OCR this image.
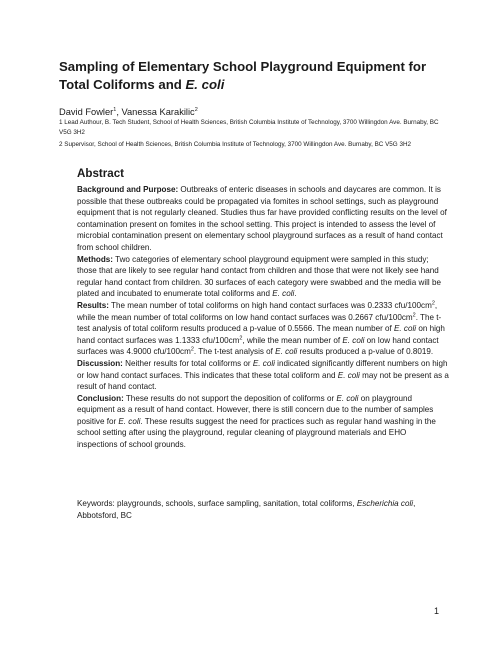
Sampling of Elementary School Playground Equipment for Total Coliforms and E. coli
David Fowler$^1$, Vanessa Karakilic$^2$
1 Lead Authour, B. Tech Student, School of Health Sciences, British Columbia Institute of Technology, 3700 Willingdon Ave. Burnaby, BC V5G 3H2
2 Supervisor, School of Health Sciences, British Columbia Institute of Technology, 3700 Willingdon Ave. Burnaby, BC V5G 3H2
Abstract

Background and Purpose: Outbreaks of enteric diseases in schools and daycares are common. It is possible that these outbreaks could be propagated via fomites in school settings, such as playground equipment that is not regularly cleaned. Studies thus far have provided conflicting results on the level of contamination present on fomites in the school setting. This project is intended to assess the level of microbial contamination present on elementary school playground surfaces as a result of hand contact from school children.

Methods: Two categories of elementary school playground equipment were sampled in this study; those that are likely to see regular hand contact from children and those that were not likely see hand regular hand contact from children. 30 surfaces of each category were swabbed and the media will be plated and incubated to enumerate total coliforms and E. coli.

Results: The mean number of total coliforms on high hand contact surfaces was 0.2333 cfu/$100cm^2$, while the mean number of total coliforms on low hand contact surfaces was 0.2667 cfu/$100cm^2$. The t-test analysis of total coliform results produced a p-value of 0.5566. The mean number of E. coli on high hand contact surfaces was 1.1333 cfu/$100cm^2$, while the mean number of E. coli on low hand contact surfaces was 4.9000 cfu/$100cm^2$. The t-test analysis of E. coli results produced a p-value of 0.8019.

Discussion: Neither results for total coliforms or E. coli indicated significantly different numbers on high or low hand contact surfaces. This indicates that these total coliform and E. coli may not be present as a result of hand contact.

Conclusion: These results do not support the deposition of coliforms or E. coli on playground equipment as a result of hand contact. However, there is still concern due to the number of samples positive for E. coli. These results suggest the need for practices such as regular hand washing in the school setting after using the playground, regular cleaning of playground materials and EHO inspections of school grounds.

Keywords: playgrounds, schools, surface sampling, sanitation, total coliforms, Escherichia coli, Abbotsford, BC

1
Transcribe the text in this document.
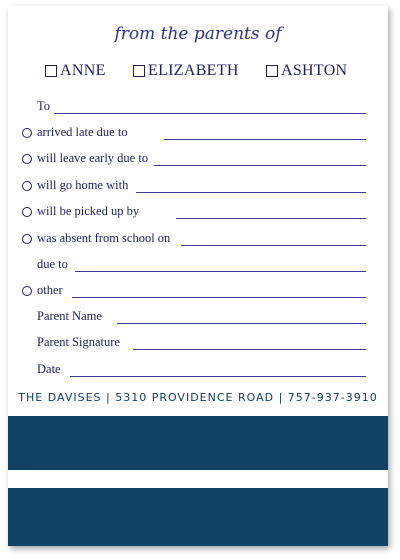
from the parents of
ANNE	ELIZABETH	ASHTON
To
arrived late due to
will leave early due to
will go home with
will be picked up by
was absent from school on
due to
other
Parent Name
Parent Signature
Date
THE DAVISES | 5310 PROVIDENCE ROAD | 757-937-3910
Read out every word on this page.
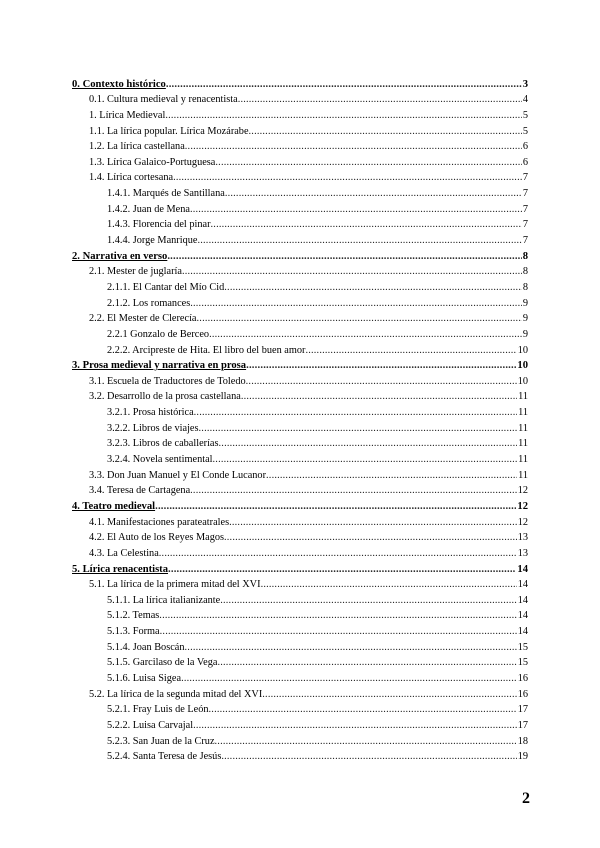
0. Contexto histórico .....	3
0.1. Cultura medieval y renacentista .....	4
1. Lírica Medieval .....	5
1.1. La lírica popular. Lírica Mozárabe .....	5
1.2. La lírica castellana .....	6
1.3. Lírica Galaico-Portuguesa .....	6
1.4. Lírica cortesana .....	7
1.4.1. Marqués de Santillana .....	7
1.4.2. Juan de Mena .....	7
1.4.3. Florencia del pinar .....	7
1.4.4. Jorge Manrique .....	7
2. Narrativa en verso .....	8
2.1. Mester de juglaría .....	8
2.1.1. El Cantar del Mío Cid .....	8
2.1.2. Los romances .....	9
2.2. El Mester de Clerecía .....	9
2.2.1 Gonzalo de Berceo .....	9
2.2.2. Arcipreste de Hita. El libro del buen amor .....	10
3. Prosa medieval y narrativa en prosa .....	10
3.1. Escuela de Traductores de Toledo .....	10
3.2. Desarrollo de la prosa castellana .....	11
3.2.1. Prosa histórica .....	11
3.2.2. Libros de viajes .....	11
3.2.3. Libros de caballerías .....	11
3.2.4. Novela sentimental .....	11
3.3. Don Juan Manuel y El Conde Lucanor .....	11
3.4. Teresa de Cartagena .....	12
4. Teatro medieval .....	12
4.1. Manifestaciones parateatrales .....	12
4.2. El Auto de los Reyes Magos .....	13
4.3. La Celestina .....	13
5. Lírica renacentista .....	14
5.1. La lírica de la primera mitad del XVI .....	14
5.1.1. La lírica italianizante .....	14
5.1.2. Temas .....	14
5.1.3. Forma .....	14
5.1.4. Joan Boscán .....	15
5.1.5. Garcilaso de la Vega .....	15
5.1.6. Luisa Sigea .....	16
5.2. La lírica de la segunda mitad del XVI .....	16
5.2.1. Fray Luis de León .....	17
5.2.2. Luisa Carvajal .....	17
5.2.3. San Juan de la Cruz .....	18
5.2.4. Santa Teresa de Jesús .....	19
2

* * *

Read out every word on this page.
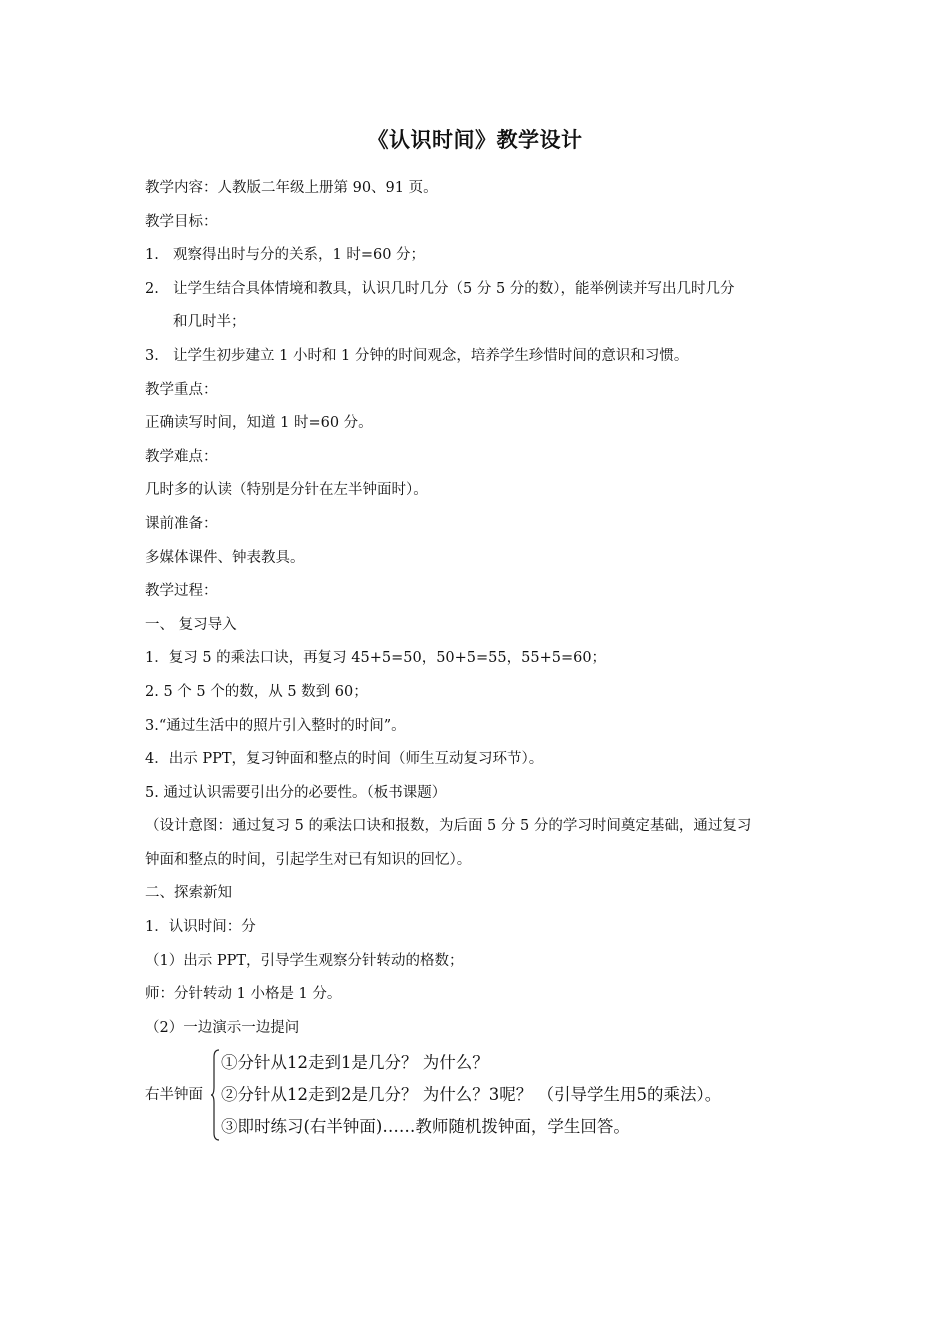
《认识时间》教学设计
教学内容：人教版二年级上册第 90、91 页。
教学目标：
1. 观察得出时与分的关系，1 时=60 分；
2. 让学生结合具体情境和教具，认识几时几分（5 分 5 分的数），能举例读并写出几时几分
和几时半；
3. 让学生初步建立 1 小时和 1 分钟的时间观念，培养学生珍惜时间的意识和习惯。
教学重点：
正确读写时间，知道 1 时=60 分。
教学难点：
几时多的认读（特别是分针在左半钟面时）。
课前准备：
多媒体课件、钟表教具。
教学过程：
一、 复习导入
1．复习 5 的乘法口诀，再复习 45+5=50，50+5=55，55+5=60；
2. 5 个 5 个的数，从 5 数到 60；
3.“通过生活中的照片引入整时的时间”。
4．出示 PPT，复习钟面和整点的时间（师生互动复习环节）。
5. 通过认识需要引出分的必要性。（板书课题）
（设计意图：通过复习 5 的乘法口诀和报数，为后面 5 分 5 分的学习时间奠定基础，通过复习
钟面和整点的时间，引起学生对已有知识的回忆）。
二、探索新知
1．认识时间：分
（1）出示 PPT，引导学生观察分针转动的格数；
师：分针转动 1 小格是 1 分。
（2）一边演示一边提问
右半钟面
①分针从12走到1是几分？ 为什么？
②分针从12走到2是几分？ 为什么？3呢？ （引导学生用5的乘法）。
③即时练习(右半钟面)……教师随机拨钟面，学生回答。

### Problem statement
Select and copy every line of the material that holds the string "castellana".

### The reply
1.2. La lírica castellana .....	6
3.2. Desarrollo de la prosa castellana .....	11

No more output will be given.